_Written task:_
Repeat the records below exactly as they appear.

_Extracted data entries:_
## Start

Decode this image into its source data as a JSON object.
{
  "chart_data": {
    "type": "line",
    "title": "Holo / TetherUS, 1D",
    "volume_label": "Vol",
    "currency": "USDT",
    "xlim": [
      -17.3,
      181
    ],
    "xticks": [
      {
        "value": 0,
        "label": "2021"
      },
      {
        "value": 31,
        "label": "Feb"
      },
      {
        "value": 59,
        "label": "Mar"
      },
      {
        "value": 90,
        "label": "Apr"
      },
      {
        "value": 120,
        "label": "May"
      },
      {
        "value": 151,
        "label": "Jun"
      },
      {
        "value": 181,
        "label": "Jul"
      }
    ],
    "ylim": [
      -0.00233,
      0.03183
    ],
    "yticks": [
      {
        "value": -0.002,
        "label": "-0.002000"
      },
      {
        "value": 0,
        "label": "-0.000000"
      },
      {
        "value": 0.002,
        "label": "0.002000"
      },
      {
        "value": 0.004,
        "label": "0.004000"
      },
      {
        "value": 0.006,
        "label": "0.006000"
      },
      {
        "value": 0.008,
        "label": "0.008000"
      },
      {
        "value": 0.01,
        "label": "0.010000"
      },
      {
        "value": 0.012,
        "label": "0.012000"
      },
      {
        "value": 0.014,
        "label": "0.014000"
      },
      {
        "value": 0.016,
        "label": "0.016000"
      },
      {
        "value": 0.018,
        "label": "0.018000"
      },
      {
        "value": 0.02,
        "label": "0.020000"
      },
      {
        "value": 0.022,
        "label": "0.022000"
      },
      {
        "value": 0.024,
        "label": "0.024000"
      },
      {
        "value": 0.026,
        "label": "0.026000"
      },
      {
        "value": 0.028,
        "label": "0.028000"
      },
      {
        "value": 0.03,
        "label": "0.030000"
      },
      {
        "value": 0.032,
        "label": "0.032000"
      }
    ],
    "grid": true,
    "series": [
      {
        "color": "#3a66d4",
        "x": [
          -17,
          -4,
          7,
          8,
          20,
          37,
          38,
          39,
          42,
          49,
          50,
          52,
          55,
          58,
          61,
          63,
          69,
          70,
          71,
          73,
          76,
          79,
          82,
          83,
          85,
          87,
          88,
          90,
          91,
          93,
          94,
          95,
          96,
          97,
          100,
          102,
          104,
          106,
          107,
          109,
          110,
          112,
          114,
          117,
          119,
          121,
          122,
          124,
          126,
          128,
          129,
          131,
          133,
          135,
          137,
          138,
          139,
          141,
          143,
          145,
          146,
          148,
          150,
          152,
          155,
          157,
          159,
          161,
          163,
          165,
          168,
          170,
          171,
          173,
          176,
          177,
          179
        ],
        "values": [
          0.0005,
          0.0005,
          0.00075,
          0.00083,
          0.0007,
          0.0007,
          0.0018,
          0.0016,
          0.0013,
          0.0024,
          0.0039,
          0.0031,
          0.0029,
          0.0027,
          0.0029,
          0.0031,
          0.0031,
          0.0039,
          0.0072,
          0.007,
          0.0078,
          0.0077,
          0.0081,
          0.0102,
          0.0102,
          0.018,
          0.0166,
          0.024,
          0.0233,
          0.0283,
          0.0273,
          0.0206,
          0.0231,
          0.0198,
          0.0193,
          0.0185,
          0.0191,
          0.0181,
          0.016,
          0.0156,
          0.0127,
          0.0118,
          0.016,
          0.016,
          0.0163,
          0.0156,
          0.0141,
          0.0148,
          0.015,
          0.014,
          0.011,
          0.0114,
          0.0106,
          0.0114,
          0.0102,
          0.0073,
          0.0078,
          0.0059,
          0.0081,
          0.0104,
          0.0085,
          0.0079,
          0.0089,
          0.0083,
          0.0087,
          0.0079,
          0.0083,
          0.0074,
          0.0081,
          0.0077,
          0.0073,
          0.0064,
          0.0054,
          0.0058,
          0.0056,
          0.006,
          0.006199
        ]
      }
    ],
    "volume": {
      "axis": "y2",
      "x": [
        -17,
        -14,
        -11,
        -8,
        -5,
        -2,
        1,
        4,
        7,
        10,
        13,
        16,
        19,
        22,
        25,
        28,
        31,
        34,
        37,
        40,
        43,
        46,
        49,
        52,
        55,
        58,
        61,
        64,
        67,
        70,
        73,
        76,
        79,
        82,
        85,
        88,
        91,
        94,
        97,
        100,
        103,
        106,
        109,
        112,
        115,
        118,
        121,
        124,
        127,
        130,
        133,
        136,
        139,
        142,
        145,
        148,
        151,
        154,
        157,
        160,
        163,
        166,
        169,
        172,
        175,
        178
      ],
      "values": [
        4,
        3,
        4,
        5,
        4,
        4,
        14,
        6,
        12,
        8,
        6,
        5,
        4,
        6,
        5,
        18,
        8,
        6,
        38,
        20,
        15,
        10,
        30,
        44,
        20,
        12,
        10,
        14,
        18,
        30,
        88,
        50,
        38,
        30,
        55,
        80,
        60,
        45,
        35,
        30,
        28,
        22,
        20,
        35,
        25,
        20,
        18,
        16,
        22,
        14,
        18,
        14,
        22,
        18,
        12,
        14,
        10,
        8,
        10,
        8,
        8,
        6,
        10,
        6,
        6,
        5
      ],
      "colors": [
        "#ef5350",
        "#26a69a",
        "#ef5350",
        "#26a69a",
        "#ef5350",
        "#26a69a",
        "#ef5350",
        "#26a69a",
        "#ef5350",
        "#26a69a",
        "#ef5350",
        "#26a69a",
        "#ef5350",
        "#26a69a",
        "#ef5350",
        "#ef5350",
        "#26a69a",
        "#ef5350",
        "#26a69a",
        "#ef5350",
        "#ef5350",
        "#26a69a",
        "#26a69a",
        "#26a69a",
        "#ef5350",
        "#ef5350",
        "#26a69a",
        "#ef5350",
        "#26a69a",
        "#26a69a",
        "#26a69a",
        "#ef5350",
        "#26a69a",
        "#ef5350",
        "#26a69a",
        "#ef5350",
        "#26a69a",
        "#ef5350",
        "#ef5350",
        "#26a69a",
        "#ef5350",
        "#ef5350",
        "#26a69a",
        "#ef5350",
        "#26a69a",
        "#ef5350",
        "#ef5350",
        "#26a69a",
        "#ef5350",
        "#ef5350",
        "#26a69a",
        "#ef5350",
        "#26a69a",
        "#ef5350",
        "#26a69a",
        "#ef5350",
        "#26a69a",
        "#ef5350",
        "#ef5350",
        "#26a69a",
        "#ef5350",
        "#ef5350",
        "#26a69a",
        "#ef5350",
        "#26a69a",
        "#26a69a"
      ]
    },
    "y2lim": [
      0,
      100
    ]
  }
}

## End

_Answer for this exercise:_
Decode this image into its source data as a JSON object.
{
  "chart_data": {
    "type": "line",
    "title": "Holo / TetherUS, 1D",
    "volume_label": "Vol",
    "currency": "USDT",
    "xlim": [
      -17.3,
      181
    ],
    "xticks": [
      {
        "value": 0,
        "label": "2021"
      },
      {
        "value": 31,
        "label": "Feb"
      },
      {
        "value": 59,
        "label": "Mar"
      },
      {
        "value": 90,
        "label": "Apr"
      },
      {
        "value": 120,
        "label": "May"
      },
      {
        "value": 151,
        "label": "Jun"
      },
      {
        "value": 181,
        "label": "Jul"
      }
    ],
    "ylim": [
      -0.00233,
      0.03183
    ],
    "yticks": [
      {
        "value": -0.002,
        "label": "-0.002000"
      },
      {
        "value": 0,
        "label": "-0.000000"
      },
      {
        "value": 0.002,
        "label": "0.002000"
      },
      {
        "value": 0.004,
        "label": "0.004000"
      },
      {
        "value": 0.006,
        "label": "0.006000"
      },
      {
        "value": 0.008,
        "label": "0.008000"
      },
      {
        "value": 0.01,
        "label": "0.010000"
      },
      {
        "value": 0.012,
        "label": "0.012000"
      },
      {
        "value": 0.014,
        "label": "0.014000"
      },
      {
        "value": 0.016,
        "label": "0.016000"
      },
      {
        "value": 0.018,
        "label": "0.018000"
      },
      {
        "value": 0.02,
        "label": "0.020000"
      },
      {
        "value": 0.022,
        "label": "0.022000"
      },
      {
        "value": 0.024,
        "label": "0.024000"
      },
      {
        "value": 0.026,
        "label": "0.026000"
      },
      {
        "value": 0.028,
        "label": "0.028000"
      },
      {
        "value": 0.03,
        "label": "0.030000"
      },
      {
        "value": 0.032,
        "label": "0.032000"
      }
    ],
    "grid": true,
    "series": [
      {
        "color": "#3a66d4",
        "x": [
          -17,
          -4,
          7,
          8,
          20,
          37,
          38,
          39,
          42,
          49,
          50,
          52,
          55,
          58,
          61,
          63,
          69,
          70,
          71,
          73,
          76,
          79,
          82,
          83,
          85,
          87,
          88,
          90,
          91,
          93,
          94,
          95,
          96,
          97,
          100,
          102,
          104,
          106,
          107,
          109,
          110,
          112,
          114,
          117,
          119,
          121,
          122,
          124,
          126,
          128,
          129,
          131,
          133,
          135,
          137,
          138,
          139,
          141,
          143,
          145,
          146,
          148,
          150,
          152,
          155,
          157,
          159,
          161,
          163,
          165,
          168,
          170,
          171,
          173,
          176,
          177,
          179
        ],
        "values": [
          0.0005,
          0.0005,
          0.00075,
          0.00083,
          0.0007,
          0.0007,
          0.0018,
          0.0016,
          0.0013,
          0.0024,
          0.0039,
          0.0031,
          0.0029,
          0.0027,
          0.0029,
          0.0031,
          0.0031,
          0.0039,
          0.0072,
          0.007,
          0.0078,
          0.0077,
          0.0081,
          0.0102,
          0.0102,
          0.018,
          0.0166,
          0.024,
          0.0233,
          0.0283,
          0.0273,
          0.0206,
          0.0231,
          0.0198,
          0.0193,
          0.0185,
          0.0191,
          0.0181,
          0.016,
          0.0156,
          0.0127,
          0.0118,
          0.016,
          0.016,
          0.0163,
          0.0156,
          0.0141,
          0.0148,
          0.015,
          0.014,
          0.011,
          0.0114,
          0.0106,
          0.0114,
          0.0102,
          0.0073,
          0.0078,
          0.0059,
          0.0081,
          0.0104,
          0.0085,
          0.0079,
          0.0089,
          0.0083,
          0.0087,
          0.0079,
          0.0083,
          0.0074,
          0.0081,
          0.0077,
          0.0073,
          0.0064,
          0.0054,
          0.0058,
          0.0056,
          0.006,
          0.006199
        ]
      }
    ],
    "volume": {
      "axis": "y2",
      "x": [
        -17,
        -14,
        -11,
        -8,
        -5,
        -2,
        1,
        4,
        7,
        10,
        13,
        16,
        19,
        22,
        25,
        28,
        31,
        34,
        37,
        40,
        43,
        46,
        49,
        52,
        55,
        58,
        61,
        64,
        67,
        70,
        73,
        76,
        79,
        82,
        85,
        88,
        91,
        94,
        97,
        100,
        103,
        106,
        109,
        112,
        115,
        118,
        121,
        124,
        127,
        130,
        133,
        136,
        139,
        142,
        145,
        148,
        151,
        154,
        157,
        160,
        163,
        166,
        169,
        172,
        175,
        178
      ],
      "values": [
        4,
        3,
        4,
        5,
        4,
        4,
        14,
        6,
        12,
        8,
        6,
        5,
        4,
        6,
        5,
        18,
        8,
        6,
        38,
        20,
        15,
        10,
        30,
        44,
        20,
        12,
        10,
        14,
        18,
        30,
        88,
        50,
        38,
        30,
        55,
        80,
        60,
        45,
        35,
        30,
        28,
        22,
        20,
        35,
        25,
        20,
        18,
        16,
        22,
        14,
        18,
        14,
        22,
        18,
        12,
        14,
        10,
        8,
        10,
        8,
        8,
        6,
        10,
        6,
        6,
        5
      ],
      "colors": [
        "#ef5350",
        "#26a69a",
        "#ef5350",
        "#26a69a",
        "#ef5350",
        "#26a69a",
        "#ef5350",
        "#26a69a",
        "#ef5350",
        "#26a69a",
        "#ef5350",
        "#26a69a",
        "#ef5350",
        "#26a69a",
        "#ef5350",
        "#ef5350",
        "#26a69a",
        "#ef5350",
        "#26a69a",
        "#ef5350",
        "#ef5350",
        "#26a69a",
        "#26a69a",
        "#26a69a",
        "#ef5350",
        "#ef5350",
        "#26a69a",
        "#ef5350",
        "#26a69a",
        "#26a69a",
        "#26a69a",
        "#ef5350",
        "#26a69a",
        "#ef5350",
        "#26a69a",
        "#ef5350",
        "#26a69a",
        "#ef5350",
        "#ef5350",
        "#26a69a",
        "#ef5350",
        "#ef5350",
        "#26a69a",
        "#ef5350",
        "#26a69a",
        "#ef5350",
        "#ef5350",
        "#26a69a",
        "#ef5350",
        "#ef5350",
        "#26a69a",
        "#ef5350",
        "#26a69a",
        "#ef5350",
        "#26a69a",
        "#ef5350",
        "#26a69a",
        "#ef5350",
        "#ef5350",
        "#26a69a",
        "#ef5350",
        "#ef5350",
        "#26a69a",
        "#ef5350",
        "#26a69a",
        "#26a69a"
      ]
    },
    "y2lim": [
      0,
      100
    ]
  }
}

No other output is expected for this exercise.